## STATED EXERCISE
Return every line of the data below that includes the string "Venezuela".

## Records
^^^^

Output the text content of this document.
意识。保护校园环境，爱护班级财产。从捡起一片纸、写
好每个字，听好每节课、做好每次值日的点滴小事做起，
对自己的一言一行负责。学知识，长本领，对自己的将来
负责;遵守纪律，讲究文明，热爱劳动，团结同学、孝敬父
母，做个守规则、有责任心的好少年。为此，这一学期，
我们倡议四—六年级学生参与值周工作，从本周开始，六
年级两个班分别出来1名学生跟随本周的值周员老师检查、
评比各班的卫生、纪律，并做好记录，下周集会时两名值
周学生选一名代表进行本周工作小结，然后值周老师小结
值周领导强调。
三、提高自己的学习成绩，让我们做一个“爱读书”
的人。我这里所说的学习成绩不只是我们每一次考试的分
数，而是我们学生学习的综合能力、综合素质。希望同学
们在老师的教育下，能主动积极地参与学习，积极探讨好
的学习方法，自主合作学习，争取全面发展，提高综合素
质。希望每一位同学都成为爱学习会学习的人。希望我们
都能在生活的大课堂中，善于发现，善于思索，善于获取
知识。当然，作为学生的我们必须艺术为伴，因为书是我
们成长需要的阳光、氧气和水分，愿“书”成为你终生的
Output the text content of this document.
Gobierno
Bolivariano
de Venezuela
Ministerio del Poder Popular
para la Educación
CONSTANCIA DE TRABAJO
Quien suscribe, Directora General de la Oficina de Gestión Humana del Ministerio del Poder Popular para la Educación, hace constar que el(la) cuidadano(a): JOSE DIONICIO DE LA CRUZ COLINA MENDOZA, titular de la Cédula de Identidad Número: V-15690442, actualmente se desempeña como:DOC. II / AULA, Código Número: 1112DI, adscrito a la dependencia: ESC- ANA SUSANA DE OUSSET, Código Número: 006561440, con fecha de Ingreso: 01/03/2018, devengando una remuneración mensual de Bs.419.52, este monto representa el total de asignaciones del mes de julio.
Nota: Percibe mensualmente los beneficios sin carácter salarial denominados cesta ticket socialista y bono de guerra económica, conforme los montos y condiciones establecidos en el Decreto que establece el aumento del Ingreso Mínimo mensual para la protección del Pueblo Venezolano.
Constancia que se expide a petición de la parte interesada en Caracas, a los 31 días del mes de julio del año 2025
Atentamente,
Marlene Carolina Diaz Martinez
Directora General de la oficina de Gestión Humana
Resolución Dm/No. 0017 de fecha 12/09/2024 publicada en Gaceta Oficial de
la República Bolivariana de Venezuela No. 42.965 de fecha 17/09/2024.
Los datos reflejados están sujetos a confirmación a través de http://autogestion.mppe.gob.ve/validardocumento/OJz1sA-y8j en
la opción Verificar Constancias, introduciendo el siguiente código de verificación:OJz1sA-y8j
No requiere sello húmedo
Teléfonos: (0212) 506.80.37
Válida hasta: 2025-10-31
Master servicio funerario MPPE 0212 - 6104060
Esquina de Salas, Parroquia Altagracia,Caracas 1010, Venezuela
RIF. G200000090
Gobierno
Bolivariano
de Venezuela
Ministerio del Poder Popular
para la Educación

^^^^

## WRITTEN SOLUTION
de Venezuela
la República Bolivariana de Venezuela No. 42.965 de fecha 17/09/2024.
Esquina de Salas, Parroquia Altagracia,Caracas 1010, Venezuela
de Venezuela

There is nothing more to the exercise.